▶ Written instruction
Could you write out the records below exactly as they appear?

▶ Entries
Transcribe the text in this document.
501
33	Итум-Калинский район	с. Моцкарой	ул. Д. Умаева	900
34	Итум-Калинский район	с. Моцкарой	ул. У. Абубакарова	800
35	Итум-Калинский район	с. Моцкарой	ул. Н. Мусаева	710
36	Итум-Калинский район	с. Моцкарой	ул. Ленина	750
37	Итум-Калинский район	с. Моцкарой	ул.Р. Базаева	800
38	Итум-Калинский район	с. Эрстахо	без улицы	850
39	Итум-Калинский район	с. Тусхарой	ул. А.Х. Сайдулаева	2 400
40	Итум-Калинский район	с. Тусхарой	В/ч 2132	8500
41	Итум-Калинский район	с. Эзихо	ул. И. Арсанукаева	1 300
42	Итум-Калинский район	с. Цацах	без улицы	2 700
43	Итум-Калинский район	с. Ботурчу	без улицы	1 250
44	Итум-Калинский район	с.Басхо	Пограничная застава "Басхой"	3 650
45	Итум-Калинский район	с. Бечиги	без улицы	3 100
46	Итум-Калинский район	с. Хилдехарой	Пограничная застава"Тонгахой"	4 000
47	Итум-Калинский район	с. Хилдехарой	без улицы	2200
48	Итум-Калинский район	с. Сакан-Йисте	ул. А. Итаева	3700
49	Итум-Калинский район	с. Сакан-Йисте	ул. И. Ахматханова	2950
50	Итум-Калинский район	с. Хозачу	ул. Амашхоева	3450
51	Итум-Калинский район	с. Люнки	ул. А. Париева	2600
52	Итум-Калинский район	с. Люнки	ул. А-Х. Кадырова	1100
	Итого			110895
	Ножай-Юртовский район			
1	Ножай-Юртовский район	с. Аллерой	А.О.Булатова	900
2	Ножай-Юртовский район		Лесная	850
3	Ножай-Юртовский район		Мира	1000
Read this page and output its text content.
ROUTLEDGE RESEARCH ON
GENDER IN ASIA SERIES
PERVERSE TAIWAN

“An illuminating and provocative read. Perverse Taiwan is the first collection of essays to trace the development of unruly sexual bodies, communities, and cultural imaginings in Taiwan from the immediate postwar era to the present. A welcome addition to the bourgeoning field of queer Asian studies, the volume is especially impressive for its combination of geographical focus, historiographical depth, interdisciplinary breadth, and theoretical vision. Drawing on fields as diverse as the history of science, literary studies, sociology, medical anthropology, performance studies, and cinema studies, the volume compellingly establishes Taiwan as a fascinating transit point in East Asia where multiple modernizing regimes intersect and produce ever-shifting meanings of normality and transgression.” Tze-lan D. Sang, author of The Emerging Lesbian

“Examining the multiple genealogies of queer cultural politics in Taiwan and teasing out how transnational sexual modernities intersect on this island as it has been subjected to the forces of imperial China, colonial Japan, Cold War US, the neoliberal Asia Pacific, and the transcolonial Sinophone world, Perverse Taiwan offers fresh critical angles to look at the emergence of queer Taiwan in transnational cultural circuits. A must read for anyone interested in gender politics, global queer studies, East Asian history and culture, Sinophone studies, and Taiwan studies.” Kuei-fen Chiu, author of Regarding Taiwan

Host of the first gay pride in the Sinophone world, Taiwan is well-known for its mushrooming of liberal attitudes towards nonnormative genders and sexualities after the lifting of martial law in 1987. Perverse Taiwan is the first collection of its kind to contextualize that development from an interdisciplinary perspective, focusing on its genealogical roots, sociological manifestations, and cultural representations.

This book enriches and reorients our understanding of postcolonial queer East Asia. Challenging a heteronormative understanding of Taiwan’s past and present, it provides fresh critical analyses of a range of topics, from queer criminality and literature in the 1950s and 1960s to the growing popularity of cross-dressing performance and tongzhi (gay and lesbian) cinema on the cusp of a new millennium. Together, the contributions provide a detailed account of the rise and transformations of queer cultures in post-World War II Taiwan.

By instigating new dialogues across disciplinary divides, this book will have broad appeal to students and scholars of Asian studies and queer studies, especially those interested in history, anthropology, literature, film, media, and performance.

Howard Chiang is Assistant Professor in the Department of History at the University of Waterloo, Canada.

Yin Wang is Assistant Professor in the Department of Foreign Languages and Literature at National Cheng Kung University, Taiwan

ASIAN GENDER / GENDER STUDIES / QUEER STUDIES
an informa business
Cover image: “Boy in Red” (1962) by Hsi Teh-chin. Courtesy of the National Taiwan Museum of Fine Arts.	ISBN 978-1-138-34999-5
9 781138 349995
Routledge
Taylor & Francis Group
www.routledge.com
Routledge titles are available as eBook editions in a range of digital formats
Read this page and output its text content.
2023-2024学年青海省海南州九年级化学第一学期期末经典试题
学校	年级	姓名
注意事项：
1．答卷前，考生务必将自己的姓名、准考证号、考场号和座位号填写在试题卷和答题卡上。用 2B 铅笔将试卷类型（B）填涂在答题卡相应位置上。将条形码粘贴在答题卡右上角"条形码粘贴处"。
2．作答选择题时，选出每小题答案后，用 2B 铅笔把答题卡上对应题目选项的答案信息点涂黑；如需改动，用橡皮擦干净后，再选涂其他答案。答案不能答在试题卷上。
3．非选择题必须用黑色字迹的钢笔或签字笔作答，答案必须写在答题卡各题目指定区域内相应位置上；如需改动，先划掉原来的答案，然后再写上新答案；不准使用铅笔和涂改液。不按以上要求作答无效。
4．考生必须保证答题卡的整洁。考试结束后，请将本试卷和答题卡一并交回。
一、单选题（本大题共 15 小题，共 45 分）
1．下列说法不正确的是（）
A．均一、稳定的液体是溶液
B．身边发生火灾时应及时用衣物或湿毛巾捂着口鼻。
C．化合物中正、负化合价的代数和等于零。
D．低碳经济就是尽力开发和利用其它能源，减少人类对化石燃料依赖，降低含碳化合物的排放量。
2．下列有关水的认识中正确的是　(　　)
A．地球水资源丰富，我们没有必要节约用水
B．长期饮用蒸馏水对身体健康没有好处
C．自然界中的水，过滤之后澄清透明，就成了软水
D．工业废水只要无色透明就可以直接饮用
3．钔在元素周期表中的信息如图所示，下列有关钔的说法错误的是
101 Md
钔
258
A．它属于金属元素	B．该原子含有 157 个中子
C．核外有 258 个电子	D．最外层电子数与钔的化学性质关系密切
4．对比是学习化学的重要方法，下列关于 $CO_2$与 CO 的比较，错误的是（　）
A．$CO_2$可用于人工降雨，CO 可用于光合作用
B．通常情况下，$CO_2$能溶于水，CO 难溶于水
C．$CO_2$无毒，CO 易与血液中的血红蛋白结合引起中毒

▶ Reply
Transcribe the text in this document.
501
33	Итум-Калинский район	с. Моцкарой	ул. Д. Умаева	900
34	Итум-Калинский район	с. Моцкарой	ул. У. Абубакарова	800
35	Итум-Калинский район	с. Моцкарой	ул. Н. Мусаева	710
36	Итум-Калинский район	с. Моцкарой	ул. Ленина	750
37	Итум-Калинский район	с. Моцкарой	ул.Р. Базаева	800
38	Итум-Калинский район	с. Эрстахо	без улицы	850
39	Итум-Калинский район	с. Тусхарой	ул. А.Х. Сайдулаева	2 400
40	Итум-Калинский район	с. Тусхарой	В/ч 2132	8500
41	Итум-Калинский район	с. Эзихо	ул. И. Арсанукаева	1 300
42	Итум-Калинский район	с. Цацах	без улицы	2 700
43	Итум-Калинский район	с. Ботурчу	без улицы	1 250
44	Итум-Калинский район	с.Басхо	Пограничная застава "Басхой"	3 650
45	Итум-Калинский район	с. Бечиги	без улицы	3 100
46	Итум-Калинский район	с. Хилдехарой	Пограничная застава"Тонгахой"	4 000
47	Итум-Калинский район	с. Хилдехарой	без улицы	2200
48	Итум-Калинский район	с. Сакан-Йисте	ул. А. Итаева	3700
49	Итум-Калинский район	с. Сакан-Йисте	ул. И. Ахматханова	2950
50	Итум-Калинский район	с. Хозачу	ул. Амашхоева	3450
51	Итум-Калинский район	с. Люнки	ул. А. Париева	2600
52	Итум-Калинский район	с. Люнки	ул. А-Х. Кадырова	1100
	Итого			110895
	Ножай-Юртовский район			
1	Ножай-Юртовский район	с. Аллерой	А.О.Булатова	900
2	Ножай-Юртовский район		Лесная	850
3	Ножай-Юртовский район		Мира	1000
Read this page and output its text content.
ROUTLEDGE RESEARCH ON
GENDER IN ASIA SERIES
PERVERSE TAIWAN

“An illuminating and provocative read. Perverse Taiwan is the first collection of essays to trace the development of unruly sexual bodies, communities, and cultural imaginings in Taiwan from the immediate postwar era to the present. A welcome addition to the bourgeoning field of queer Asian studies, the volume is especially impressive for its combination of geographical focus, historiographical depth, interdisciplinary breadth, and theoretical vision. Drawing on fields as diverse as the history of science, literary studies, sociology, medical anthropology, performance studies, and cinema studies, the volume compellingly establishes Taiwan as a fascinating transit point in East Asia where multiple modernizing regimes intersect and produce ever-shifting meanings of normality and transgression.” Tze-lan D. Sang, author of The Emerging Lesbian

“Examining the multiple genealogies of queer cultural politics in Taiwan and teasing out how transnational sexual modernities intersect on this island as it has been subjected to the forces of imperial China, colonial Japan, Cold War US, the neoliberal Asia Pacific, and the transcolonial Sinophone world, Perverse Taiwan offers fresh critical angles to look at the emergence of queer Taiwan in transnational cultural circuits. A must read for anyone interested in gender politics, global queer studies, East Asian history and culture, Sinophone studies, and Taiwan studies.” Kuei-fen Chiu, author of Regarding Taiwan

Host of the first gay pride in the Sinophone world, Taiwan is well-known for its mushrooming of liberal attitudes towards nonnormative genders and sexualities after the lifting of martial law in 1987. Perverse Taiwan is the first collection of its kind to contextualize that development from an interdisciplinary perspective, focusing on its genealogical roots, sociological manifestations, and cultural representations.

This book enriches and reorients our understanding of postcolonial queer East Asia. Challenging a heteronormative understanding of Taiwan’s past and present, it provides fresh critical analyses of a range of topics, from queer criminality and literature in the 1950s and 1960s to the growing popularity of cross-dressing performance and tongzhi (gay and lesbian) cinema on the cusp of a new millennium. Together, the contributions provide a detailed account of the rise and transformations of queer cultures in post-World War II Taiwan.

By instigating new dialogues across disciplinary divides, this book will have broad appeal to students and scholars of Asian studies and queer studies, especially those interested in history, anthropology, literature, film, media, and performance.

Howard Chiang is Assistant Professor in the Department of History at the University of Waterloo, Canada.

Yin Wang is Assistant Professor in the Department of Foreign Languages and Literature at National Cheng Kung University, Taiwan

ASIAN GENDER / GENDER STUDIES / QUEER STUDIES
an informa business
Cover image: “Boy in Red” (1962) by Hsi Teh-chin. Courtesy of the National Taiwan Museum of Fine Arts.	ISBN 978-1-138-34999-5
9 781138 349995
Routledge
Taylor & Francis Group
www.routledge.com
Routledge titles are available as eBook editions in a range of digital formats
Read this page and output its text content.
2023-2024学年青海省海南州九年级化学第一学期期末经典试题
学校	年级	姓名
注意事项：
1．答卷前，考生务必将自己的姓名、准考证号、考场号和座位号填写在试题卷和答题卡上。用 2B 铅笔将试卷类型（B）填涂在答题卡相应位置上。将条形码粘贴在答题卡右上角"条形码粘贴处"。
2．作答选择题时，选出每小题答案后，用 2B 铅笔把答题卡上对应题目选项的答案信息点涂黑；如需改动，用橡皮擦干净后，再选涂其他答案。答案不能答在试题卷上。
3．非选择题必须用黑色字迹的钢笔或签字笔作答，答案必须写在答题卡各题目指定区域内相应位置上；如需改动，先划掉原来的答案，然后再写上新答案；不准使用铅笔和涂改液。不按以上要求作答无效。
4．考生必须保证答题卡的整洁。考试结束后，请将本试卷和答题卡一并交回。
一、单选题（本大题共 15 小题，共 45 分）
1．下列说法不正确的是（）
A．均一、稳定的液体是溶液
B．身边发生火灾时应及时用衣物或湿毛巾捂着口鼻。
C．化合物中正、负化合价的代数和等于零。
D．低碳经济就是尽力开发和利用其它能源，减少人类对化石燃料依赖，降低含碳化合物的排放量。
2．下列有关水的认识中正确的是　(　　)
A．地球水资源丰富，我们没有必要节约用水
B．长期饮用蒸馏水对身体健康没有好处
C．自然界中的水，过滤之后澄清透明，就成了软水
D．工业废水只要无色透明就可以直接饮用
3．钔在元素周期表中的信息如图所示，下列有关钔的说法错误的是
101 Md
钔
258
A．它属于金属元素	B．该原子含有 157 个中子
C．核外有 258 个电子	D．最外层电子数与钔的化学性质关系密切
4．对比是学习化学的重要方法，下列关于 $CO_2$与 CO 的比较，错误的是（　）
A．$CO_2$可用于人工降雨，CO 可用于光合作用
B．通常情况下，$CO_2$能溶于水，CO 难溶于水
C．$CO_2$无毒，CO 易与血液中的血红蛋白结合引起中毒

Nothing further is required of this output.